-- Instructions for the task --
In the entries that follow, count each line containing "point" and state the total, nothing more.

START

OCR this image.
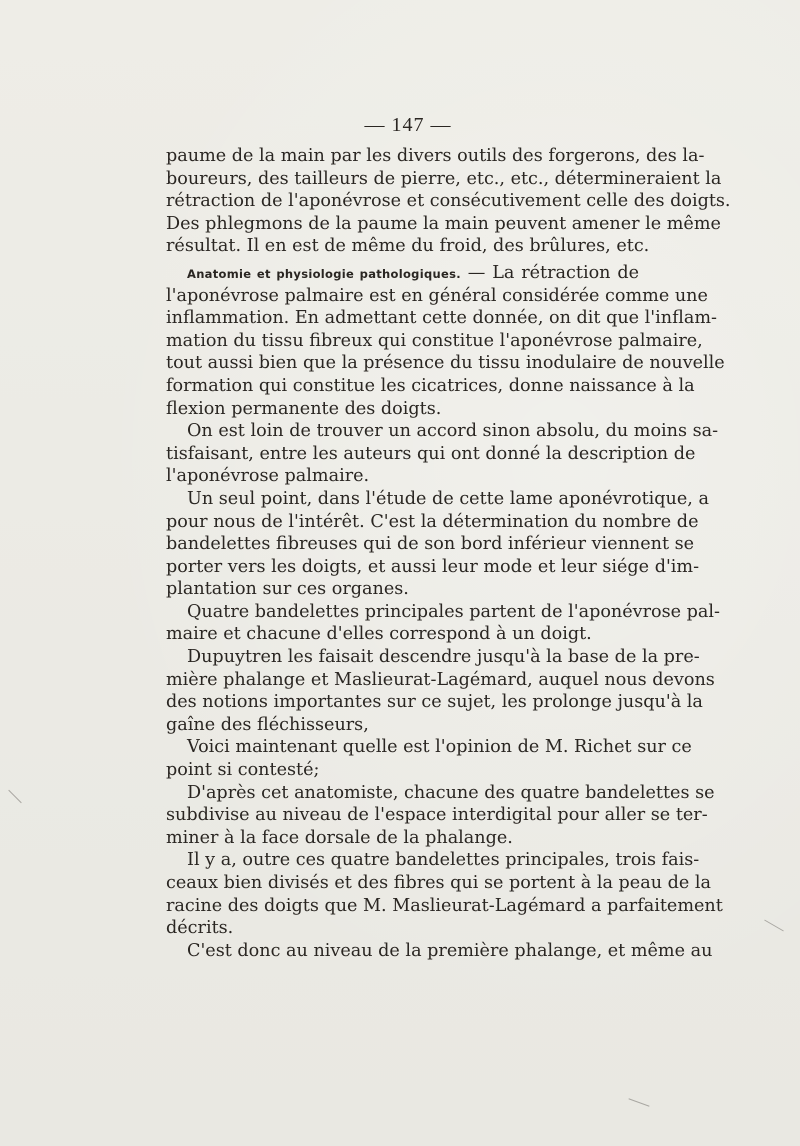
— 147 —
paume de la main par les divers outils des forgerons, des la-
boureurs, des tailleurs de pierre, etc., etc., détermineraient la
rétraction de l'aponévrose et consécutivement celle des doigts.
Des phlegmons de la paume la main peuvent amener le même
résultat. Il en est de même du froid, des brûlures, etc.
Anatomie et physiologie pathologiques. — La rétraction de
l'aponévrose palmaire est en général considérée comme une
inflammation. En admettant cette donnée, on dit que l'inflam-
mation du tissu fibreux qui constitue l'aponévrose palmaire,
tout aussi bien que la présence du tissu inodulaire de nouvelle
formation qui constitue les cicatrices, donne naissance à la
flexion permanente des doigts.
On est loin de trouver un accord sinon absolu, du moins sa-
tisfaisant, entre les auteurs qui ont donné la description de
l'aponévrose palmaire.
Un seul point, dans l'étude de cette lame aponévrotique, a
pour nous de l'intérêt. C'est la détermination du nombre de
bandelettes fibreuses qui de son bord inférieur viennent se
porter vers les doigts, et aussi leur mode et leur siége d'im-
plantation sur ces organes.
Quatre bandelettes principales partent de l'aponévrose pal-
maire et chacune d'elles correspond à un doigt.
Dupuytren les faisait descendre jusqu'à la base de la pre-
mière phalange et Maslieurat-Lagémard, auquel nous devons
des notions importantes sur ce sujet, les prolonge jusqu'à la
gaîne des fléchisseurs,
Voici maintenant quelle est l'opinion de M. Richet sur ce
point si contesté;
D'après cet anatomiste, chacune des quatre bandelettes se
subdivise au niveau de l'espace interdigital pour aller se ter-
miner à la face dorsale de la phalange.
Il y a, outre ces quatre bandelettes principales, trois fais-
ceaux bien divisés et des fibres qui se portent à la peau de la
racine des doigts que M. Maslieurat-Lagémard a parfaitement
décrits.
C'est donc au niveau de la première phalange, et même au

END

-- The reply --
2